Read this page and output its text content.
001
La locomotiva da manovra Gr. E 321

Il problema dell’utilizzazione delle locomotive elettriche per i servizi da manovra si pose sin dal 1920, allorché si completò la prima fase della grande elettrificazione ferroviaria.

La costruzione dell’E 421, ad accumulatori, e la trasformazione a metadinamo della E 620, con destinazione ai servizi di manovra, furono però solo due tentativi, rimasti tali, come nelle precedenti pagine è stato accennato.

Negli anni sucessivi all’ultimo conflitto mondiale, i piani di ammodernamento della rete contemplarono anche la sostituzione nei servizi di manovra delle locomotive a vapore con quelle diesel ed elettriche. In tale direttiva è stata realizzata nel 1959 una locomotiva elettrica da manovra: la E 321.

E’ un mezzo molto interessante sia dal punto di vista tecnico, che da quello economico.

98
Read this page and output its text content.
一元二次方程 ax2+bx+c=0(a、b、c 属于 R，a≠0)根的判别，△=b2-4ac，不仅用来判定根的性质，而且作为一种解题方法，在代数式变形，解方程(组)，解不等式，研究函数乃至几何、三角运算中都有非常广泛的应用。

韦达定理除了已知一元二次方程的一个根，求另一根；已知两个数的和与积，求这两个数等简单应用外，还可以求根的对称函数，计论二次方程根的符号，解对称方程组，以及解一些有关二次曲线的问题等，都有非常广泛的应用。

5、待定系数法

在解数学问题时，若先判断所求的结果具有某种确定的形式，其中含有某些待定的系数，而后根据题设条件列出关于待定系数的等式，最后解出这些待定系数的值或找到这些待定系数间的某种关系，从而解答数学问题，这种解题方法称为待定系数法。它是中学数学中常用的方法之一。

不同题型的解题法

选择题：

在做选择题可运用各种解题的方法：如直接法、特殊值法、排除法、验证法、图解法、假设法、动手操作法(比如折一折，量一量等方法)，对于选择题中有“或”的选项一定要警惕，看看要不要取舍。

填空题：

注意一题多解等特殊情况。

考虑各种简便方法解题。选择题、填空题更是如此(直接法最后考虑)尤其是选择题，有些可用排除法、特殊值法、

____

◆ Set exercise ◆
Scan the material line by line and report each one that contains "elettriche".

◆ Result of this task ◆
Il problema dell’utilizzazione delle locomotive elettriche per i servizi da manovra si pose sin dal 1920, allorché si completò la prima fase della grande elettrificazione ferroviaria.
Negli anni sucessivi all’ultimo conflitto mondiale, i piani di ammodernamento della rete contemplarono anche la sostituzione nei servizi di manovra delle locomotive a vapore con quelle diesel ed elettriche. In tale direttiva è stata realizzata nel 1959 una locomotiva elettrica da manovra: la E 321.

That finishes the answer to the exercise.